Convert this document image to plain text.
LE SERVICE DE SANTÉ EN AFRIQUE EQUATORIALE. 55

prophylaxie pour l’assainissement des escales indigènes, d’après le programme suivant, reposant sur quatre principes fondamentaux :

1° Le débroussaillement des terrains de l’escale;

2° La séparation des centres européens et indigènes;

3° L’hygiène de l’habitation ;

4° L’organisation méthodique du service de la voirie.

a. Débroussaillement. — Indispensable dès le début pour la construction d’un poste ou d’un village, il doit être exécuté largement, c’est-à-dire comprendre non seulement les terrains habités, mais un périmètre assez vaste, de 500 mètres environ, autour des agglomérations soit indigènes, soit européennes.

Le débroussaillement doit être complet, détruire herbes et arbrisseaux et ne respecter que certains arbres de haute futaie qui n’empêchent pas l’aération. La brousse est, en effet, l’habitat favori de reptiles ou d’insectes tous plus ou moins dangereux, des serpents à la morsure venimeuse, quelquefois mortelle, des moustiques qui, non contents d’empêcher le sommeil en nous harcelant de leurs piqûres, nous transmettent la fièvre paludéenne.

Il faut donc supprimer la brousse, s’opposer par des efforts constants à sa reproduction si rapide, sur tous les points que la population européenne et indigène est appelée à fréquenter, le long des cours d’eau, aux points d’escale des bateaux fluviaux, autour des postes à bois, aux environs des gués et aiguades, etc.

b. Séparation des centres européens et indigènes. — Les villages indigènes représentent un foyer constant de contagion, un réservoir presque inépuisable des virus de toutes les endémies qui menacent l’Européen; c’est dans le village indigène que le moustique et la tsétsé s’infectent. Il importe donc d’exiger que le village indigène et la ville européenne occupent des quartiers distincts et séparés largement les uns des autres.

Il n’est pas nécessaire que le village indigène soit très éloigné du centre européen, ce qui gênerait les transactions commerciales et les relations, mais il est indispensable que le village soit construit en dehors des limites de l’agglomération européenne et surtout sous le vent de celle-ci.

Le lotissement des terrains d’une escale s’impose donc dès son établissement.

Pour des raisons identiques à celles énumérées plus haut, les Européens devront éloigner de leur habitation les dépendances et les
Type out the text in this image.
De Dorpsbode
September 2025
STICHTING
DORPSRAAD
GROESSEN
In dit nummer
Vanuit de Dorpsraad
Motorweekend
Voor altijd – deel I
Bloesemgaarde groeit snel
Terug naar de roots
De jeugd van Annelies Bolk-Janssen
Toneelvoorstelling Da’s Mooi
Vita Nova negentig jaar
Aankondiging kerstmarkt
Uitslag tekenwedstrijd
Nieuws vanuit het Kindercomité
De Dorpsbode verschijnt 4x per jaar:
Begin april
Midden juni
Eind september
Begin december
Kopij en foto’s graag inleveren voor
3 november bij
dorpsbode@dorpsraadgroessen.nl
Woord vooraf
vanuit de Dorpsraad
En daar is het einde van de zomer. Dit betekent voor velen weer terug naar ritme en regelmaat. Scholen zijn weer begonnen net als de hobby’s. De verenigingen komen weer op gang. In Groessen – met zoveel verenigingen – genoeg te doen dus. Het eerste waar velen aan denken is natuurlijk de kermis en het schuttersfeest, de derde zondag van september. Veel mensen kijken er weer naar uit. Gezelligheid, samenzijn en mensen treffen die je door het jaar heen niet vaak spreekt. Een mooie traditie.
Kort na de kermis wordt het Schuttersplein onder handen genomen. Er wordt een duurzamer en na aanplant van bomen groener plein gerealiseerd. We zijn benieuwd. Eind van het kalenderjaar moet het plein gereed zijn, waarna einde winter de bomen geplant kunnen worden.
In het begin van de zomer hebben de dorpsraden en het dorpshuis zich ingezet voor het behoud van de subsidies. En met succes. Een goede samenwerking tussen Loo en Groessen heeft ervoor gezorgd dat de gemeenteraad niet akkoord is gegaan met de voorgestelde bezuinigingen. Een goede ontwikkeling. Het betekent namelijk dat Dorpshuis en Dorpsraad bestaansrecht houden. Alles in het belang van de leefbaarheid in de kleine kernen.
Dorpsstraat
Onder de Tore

□ □ □ □ □

* Your goal: Could you retype every record above exactly as it appears?

* Output for this task:
Convert this document image to plain text.
LE SERVICE DE SANTÉ EN AFRIQUE EQUATORIALE. 55

prophylaxie pour l’assainissement des escales indigènes, d’après le programme suivant, reposant sur quatre principes fondamentaux :

1° Le débroussaillement des terrains de l’escale;

2° La séparation des centres européens et indigènes;

3° L’hygiène de l’habitation ;

4° L’organisation méthodique du service de la voirie.

a. Débroussaillement. — Indispensable dès le début pour la construction d’un poste ou d’un village, il doit être exécuté largement, c’est-à-dire comprendre non seulement les terrains habités, mais un périmètre assez vaste, de 500 mètres environ, autour des agglomérations soit indigènes, soit européennes.

Le débroussaillement doit être complet, détruire herbes et arbrisseaux et ne respecter que certains arbres de haute futaie qui n’empêchent pas l’aération. La brousse est, en effet, l’habitat favori de reptiles ou d’insectes tous plus ou moins dangereux, des serpents à la morsure venimeuse, quelquefois mortelle, des moustiques qui, non contents d’empêcher le sommeil en nous harcelant de leurs piqûres, nous transmettent la fièvre paludéenne.

Il faut donc supprimer la brousse, s’opposer par des efforts constants à sa reproduction si rapide, sur tous les points que la population européenne et indigène est appelée à fréquenter, le long des cours d’eau, aux points d’escale des bateaux fluviaux, autour des postes à bois, aux environs des gués et aiguades, etc.

b. Séparation des centres européens et indigènes. — Les villages indigènes représentent un foyer constant de contagion, un réservoir presque inépuisable des virus de toutes les endémies qui menacent l’Européen; c’est dans le village indigène que le moustique et la tsétsé s’infectent. Il importe donc d’exiger que le village indigène et la ville européenne occupent des quartiers distincts et séparés largement les uns des autres.

Il n’est pas nécessaire que le village indigène soit très éloigné du centre européen, ce qui gênerait les transactions commerciales et les relations, mais il est indispensable que le village soit construit en dehors des limites de l’agglomération européenne et surtout sous le vent de celle-ci.

Le lotissement des terrains d’une escale s’impose donc dès son établissement.

Pour des raisons identiques à celles énumérées plus haut, les Européens devront éloigner de leur habitation les dépendances et les
Type out the text in this image.
De Dorpsbode
September 2025
STICHTING
DORPSRAAD
GROESSEN
In dit nummer
Vanuit de Dorpsraad
Motorweekend
Voor altijd – deel I
Bloesemgaarde groeit snel
Terug naar de roots
De jeugd van Annelies Bolk-Janssen
Toneelvoorstelling Da’s Mooi
Vita Nova negentig jaar
Aankondiging kerstmarkt
Uitslag tekenwedstrijd
Nieuws vanuit het Kindercomité
De Dorpsbode verschijnt 4x per jaar:
Begin april
Midden juni
Eind september
Begin december
Kopij en foto’s graag inleveren voor
3 november bij
dorpsbode@dorpsraadgroessen.nl
Woord vooraf
vanuit de Dorpsraad
En daar is het einde van de zomer. Dit betekent voor velen weer terug naar ritme en regelmaat. Scholen zijn weer begonnen net als de hobby’s. De verenigingen komen weer op gang. In Groessen – met zoveel verenigingen – genoeg te doen dus. Het eerste waar velen aan denken is natuurlijk de kermis en het schuttersfeest, de derde zondag van september. Veel mensen kijken er weer naar uit. Gezelligheid, samenzijn en mensen treffen die je door het jaar heen niet vaak spreekt. Een mooie traditie.
Kort na de kermis wordt het Schuttersplein onder handen genomen. Er wordt een duurzamer en na aanplant van bomen groener plein gerealiseerd. We zijn benieuwd. Eind van het kalenderjaar moet het plein gereed zijn, waarna einde winter de bomen geplant kunnen worden.
In het begin van de zomer hebben de dorpsraden en het dorpshuis zich ingezet voor het behoud van de subsidies. En met succes. Een goede samenwerking tussen Loo en Groessen heeft ervoor gezorgd dat de gemeenteraad niet akkoord is gegaan met de voorgestelde bezuinigingen. Een goede ontwikkeling. Het betekent namelijk dat Dorpshuis en Dorpsraad bestaansrecht houden. Alles in het belang van de leefbaarheid in de kleine kernen.
Dorpsstraat
Onder de Tore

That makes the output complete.